Exercise aim. Read the lines below and count those that have the word "current". Respond with the number only.

Dataset items.

════

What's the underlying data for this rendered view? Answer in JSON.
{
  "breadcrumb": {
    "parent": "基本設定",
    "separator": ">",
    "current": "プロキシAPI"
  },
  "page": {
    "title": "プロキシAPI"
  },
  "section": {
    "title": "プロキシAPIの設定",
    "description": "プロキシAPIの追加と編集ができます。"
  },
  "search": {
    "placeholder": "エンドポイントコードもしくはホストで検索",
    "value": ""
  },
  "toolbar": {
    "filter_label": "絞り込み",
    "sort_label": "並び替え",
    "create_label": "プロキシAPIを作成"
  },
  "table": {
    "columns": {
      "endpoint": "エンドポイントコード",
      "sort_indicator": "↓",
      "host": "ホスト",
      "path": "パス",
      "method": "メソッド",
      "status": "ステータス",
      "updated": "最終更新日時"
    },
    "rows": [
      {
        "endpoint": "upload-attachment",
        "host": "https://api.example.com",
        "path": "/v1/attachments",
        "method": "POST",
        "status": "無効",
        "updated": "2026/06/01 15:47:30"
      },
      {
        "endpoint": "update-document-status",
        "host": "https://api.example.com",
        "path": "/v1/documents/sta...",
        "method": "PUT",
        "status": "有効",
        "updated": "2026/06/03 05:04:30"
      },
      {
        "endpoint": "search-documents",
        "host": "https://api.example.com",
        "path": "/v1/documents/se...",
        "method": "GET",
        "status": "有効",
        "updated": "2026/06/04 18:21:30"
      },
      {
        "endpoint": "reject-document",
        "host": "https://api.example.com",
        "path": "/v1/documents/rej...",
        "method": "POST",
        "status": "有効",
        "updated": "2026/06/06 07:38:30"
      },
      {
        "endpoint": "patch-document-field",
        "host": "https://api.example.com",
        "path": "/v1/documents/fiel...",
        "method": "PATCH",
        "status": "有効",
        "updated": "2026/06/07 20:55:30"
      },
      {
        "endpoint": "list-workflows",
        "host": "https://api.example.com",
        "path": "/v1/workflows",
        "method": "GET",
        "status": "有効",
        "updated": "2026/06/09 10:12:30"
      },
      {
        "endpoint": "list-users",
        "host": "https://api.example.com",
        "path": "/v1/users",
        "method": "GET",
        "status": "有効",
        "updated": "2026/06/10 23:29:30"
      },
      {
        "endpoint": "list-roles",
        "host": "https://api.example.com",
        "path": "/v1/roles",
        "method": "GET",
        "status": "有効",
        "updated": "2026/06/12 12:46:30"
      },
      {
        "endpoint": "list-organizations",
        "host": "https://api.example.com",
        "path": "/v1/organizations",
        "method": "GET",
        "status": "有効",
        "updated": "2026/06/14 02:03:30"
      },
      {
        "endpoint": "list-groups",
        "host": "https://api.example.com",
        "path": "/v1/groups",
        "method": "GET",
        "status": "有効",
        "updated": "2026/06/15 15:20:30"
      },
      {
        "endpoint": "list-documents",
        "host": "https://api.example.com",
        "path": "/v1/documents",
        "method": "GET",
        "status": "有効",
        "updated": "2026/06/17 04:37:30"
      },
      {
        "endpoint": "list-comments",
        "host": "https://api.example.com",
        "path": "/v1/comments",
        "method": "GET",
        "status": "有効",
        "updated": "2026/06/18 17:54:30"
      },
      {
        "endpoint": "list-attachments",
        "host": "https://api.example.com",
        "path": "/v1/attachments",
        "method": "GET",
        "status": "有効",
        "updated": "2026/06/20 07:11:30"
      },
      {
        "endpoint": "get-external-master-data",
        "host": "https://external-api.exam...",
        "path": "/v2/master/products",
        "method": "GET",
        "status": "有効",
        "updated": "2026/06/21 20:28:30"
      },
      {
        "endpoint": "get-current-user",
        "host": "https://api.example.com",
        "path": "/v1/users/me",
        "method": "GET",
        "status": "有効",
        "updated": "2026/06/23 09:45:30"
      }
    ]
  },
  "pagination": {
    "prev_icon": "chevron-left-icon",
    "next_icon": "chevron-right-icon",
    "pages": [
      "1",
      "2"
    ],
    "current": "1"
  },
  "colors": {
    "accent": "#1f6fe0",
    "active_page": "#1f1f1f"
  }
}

════

Correct result. 3